> Enunciado
En el texto sobre «La tregua», ¿cuántos campos de concentración abarca el nombre genérico de Auschwitz?

> Texto de lectura
· · · · · · ·

“La tregua”, segunda
parte de las memorias de Primo Levi recogidas en la Trilogía de
Auschwitz, empieza en el punto exacto en el que acaba la
magistral primera parte, en el día en que se libera el campo de
concentración. Como muchos otros de los escasos supervivientes al
infierno del holocausto, su salvación se produce por un curioso
azar, por su deficitario estado de salud. Al llegar el final de la de
la guerra, y ante las claras expectativas de derrota, se recibe en
los Lager la orden de abandonar los campos con los enfermos e
iniciar la tristemente famosa Marcha de la Muerte con el resto de los
prisioneros, como una manera eficaz de asegurarse la muerte del mayor
número de ellos. La liberación sorprende al autor en la rutina
diaria de sus últimos días de infierno y abandono, dejando entre la
nieve el cadáver de uno de los compañeros de cuarto en la
enfermería del campo. La fosa común estaba ya demasiado llena. Para
quien no lo sepa, Auschwitz es solo el nombre genérico que reciben
un conjunto de cuarenta campos de concentración cercanos al más
famoso y más grande de todos ellos, el que verdaderamente tenía
este nombre. El traslado de Primo Levi desde la Buna (su campo) hasta
el campo principal para comenzar con su largo proceso de recuperación
física supone el principio de su toma de conciencia sobre la
situación real que había vivido. Sin embargo, no estamos ante un
libro cuyo hilo conductor sea un discurso reflexivo sobre los límites
del mal en el pensamiento y la obra del ser humano. “La tregua”
imparte sus lecciones desde el relato de una experiencia vital con el
necesario punto de vista subjetivo que ha de tener toda buena
narración. “La tregua”, además, nos muestra esa parte del drama
que nunca nos cuentan las películas sobre el holocausto. Con
frecuencia, el cine se queda en la imagen famélica de los
supervivientes, en los oficiales alemanes detenidos por los rusos.

· · · · · · ·

> Información extraída

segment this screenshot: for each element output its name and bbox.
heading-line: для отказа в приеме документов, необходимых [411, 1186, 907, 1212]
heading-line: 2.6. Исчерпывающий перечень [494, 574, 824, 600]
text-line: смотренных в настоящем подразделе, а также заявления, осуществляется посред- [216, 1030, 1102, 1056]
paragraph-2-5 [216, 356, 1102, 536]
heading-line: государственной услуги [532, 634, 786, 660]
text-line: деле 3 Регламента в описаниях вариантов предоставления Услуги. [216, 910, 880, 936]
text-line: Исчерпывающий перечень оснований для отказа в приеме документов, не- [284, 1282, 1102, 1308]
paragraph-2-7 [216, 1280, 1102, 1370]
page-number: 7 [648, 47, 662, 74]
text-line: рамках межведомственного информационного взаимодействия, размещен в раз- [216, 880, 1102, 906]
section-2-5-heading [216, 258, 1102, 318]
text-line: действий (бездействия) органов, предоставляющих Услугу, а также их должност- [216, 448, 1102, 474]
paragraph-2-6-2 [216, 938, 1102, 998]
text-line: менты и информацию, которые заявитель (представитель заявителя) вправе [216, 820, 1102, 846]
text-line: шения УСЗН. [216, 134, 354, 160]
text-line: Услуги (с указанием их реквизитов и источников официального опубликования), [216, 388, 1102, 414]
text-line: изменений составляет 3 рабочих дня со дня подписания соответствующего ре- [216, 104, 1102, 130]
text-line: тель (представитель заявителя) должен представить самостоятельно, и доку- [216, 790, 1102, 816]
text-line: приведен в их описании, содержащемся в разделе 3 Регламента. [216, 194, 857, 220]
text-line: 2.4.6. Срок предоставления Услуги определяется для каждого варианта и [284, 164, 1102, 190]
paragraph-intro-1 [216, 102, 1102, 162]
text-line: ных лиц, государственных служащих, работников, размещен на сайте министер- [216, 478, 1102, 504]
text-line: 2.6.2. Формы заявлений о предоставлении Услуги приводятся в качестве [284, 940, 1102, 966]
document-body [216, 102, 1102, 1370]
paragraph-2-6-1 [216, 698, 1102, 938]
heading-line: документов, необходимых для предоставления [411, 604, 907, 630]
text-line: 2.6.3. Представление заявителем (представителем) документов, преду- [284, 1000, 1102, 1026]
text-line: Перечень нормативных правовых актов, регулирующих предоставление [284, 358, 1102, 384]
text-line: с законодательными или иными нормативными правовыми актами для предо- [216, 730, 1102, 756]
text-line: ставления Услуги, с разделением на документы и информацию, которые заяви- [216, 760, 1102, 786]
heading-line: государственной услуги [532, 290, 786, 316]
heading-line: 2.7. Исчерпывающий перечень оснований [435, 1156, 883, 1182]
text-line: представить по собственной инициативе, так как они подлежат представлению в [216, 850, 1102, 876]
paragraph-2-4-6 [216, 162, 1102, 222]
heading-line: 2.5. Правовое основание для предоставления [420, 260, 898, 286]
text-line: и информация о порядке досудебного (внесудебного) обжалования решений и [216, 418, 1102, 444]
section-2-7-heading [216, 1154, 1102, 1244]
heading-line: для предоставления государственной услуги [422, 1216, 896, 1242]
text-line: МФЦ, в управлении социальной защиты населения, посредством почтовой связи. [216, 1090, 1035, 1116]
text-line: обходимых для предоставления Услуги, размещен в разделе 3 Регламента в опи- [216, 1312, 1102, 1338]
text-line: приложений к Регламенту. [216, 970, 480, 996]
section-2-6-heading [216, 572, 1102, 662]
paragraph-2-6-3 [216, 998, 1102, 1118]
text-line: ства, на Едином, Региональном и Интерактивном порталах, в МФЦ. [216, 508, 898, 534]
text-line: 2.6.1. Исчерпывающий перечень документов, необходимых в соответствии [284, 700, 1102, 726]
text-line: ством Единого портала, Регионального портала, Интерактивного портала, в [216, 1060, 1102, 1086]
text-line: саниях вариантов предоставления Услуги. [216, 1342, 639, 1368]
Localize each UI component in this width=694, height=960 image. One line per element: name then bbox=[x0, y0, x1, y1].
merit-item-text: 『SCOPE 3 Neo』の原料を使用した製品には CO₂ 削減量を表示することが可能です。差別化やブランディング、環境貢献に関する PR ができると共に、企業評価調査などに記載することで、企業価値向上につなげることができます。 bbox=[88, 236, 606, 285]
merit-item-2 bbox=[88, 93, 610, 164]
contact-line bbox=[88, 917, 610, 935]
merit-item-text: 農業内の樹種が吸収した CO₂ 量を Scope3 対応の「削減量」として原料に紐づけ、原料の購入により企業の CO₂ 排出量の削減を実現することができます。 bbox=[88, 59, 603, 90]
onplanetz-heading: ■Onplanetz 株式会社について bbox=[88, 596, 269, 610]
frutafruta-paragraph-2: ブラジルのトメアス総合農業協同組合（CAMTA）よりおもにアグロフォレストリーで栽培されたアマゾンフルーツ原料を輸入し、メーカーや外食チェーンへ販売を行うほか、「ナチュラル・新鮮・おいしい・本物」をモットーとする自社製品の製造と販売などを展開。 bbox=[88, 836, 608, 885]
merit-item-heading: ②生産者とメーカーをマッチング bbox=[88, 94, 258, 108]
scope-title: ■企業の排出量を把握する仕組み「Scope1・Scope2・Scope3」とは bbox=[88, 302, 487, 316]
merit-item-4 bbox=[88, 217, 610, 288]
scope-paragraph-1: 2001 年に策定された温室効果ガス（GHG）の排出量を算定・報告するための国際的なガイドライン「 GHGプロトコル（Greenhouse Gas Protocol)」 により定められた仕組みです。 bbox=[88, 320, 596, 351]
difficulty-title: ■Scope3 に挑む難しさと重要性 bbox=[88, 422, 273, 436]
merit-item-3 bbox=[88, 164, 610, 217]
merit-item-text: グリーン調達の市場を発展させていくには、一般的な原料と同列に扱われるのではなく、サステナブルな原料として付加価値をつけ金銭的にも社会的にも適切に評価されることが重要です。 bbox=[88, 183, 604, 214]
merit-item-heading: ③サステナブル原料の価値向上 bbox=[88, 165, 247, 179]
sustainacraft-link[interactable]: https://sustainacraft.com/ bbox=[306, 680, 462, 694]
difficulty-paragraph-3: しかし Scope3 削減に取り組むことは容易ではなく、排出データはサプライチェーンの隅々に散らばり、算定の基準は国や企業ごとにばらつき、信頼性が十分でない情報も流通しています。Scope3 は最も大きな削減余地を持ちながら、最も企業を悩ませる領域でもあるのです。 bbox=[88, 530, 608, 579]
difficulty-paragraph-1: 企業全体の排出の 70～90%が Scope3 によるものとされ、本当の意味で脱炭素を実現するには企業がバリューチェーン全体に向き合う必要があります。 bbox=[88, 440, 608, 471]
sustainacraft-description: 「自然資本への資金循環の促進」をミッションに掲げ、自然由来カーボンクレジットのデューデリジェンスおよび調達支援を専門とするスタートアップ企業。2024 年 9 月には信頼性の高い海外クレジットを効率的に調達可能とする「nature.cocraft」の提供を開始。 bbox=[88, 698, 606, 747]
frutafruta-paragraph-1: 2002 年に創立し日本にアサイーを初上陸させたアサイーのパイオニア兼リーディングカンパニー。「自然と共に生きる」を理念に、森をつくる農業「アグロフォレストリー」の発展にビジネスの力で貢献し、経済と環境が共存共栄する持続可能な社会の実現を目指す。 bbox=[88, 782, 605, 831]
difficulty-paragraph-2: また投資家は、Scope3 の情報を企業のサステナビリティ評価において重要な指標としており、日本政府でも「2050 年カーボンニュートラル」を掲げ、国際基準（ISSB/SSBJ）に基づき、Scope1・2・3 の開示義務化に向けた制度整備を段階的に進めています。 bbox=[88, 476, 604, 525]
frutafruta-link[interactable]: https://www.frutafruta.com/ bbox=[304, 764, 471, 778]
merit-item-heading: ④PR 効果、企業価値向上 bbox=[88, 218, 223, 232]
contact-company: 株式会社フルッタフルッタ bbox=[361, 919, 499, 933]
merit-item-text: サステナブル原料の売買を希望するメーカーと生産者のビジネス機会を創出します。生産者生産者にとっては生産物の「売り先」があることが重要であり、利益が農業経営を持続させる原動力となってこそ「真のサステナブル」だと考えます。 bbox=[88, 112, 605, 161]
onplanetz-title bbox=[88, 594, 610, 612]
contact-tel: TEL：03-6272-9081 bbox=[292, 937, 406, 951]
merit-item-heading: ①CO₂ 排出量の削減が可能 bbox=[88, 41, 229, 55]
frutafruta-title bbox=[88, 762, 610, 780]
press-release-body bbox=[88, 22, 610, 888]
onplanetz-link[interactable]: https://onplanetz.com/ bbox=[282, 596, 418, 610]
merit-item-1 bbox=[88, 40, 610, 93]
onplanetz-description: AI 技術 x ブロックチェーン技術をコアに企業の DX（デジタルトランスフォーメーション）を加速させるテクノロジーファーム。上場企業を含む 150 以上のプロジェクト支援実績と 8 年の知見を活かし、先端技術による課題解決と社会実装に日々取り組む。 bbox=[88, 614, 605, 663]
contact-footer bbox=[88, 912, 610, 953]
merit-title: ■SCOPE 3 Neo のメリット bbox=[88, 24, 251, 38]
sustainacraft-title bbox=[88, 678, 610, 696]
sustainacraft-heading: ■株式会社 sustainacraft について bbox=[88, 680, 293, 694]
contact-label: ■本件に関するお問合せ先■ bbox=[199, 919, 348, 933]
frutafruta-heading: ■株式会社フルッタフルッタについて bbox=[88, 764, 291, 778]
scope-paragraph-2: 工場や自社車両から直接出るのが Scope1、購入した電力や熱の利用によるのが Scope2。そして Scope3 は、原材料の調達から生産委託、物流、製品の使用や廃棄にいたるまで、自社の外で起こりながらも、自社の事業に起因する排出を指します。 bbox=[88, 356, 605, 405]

· · · · · · ·

> Solución
Un conjunto de cuarenta campos de concentración.